Find the string "this" in the entries and copy each line that has it.
[start]
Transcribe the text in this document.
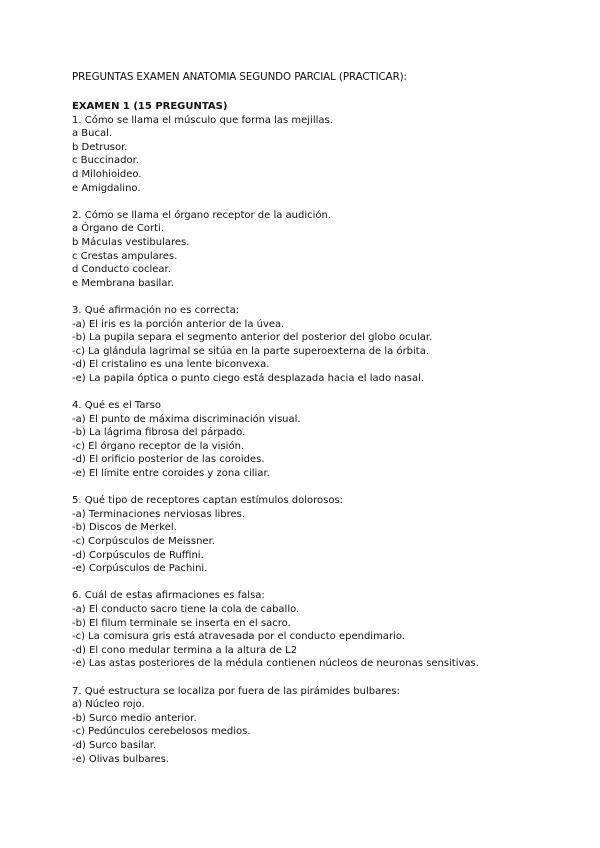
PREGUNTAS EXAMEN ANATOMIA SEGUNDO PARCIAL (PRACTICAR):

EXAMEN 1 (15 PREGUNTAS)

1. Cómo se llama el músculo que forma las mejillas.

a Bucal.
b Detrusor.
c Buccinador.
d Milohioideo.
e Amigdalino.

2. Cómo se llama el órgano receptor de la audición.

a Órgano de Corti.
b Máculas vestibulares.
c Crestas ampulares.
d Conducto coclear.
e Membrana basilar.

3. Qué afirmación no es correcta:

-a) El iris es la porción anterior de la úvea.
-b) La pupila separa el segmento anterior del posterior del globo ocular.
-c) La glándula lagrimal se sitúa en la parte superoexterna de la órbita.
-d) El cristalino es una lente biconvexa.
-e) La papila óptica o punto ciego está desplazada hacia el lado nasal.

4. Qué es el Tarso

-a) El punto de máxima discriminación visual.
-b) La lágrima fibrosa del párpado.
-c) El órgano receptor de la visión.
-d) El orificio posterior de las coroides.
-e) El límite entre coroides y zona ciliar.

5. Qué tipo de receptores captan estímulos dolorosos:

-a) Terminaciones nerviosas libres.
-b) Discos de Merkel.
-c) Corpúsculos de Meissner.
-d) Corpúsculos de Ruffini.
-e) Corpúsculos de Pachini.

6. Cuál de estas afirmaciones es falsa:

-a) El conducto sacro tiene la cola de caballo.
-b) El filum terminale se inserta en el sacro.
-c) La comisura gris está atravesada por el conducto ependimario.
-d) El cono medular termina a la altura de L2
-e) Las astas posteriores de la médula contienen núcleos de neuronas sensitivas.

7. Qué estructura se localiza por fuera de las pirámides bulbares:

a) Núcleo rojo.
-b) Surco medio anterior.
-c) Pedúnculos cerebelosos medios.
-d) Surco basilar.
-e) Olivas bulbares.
[end]
[start]
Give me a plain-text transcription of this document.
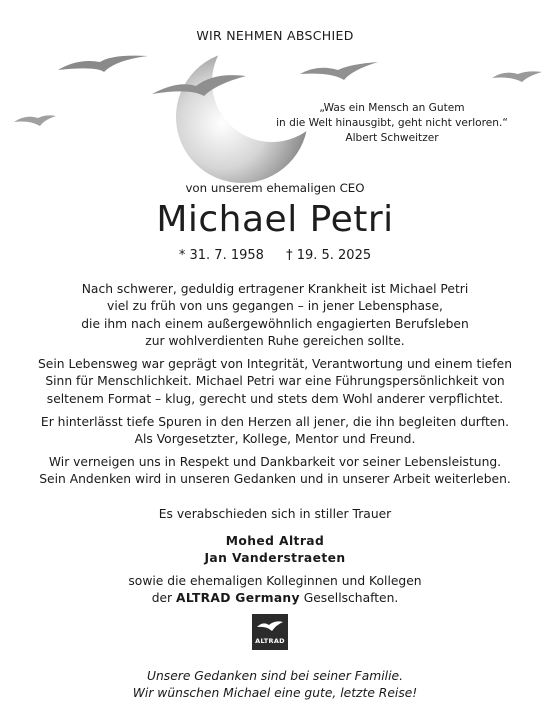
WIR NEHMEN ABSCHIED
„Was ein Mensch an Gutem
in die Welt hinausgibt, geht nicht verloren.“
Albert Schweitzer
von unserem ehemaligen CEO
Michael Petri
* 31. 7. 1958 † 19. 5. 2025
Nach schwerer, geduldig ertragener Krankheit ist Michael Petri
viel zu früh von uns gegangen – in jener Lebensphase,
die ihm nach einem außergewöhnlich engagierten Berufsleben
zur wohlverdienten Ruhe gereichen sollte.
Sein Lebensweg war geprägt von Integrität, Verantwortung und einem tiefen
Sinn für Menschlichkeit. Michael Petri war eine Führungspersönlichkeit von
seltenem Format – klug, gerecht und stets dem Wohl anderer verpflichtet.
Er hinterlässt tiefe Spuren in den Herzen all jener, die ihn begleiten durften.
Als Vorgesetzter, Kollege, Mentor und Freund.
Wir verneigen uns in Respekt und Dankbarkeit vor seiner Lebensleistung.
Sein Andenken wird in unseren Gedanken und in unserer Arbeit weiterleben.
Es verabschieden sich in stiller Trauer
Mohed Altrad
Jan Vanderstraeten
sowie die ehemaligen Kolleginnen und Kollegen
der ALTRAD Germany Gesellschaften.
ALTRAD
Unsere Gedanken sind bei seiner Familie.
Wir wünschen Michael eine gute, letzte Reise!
[end]
== Solution below ==
Transcribe the text in this document.
Give me a plain-text transcription of this document.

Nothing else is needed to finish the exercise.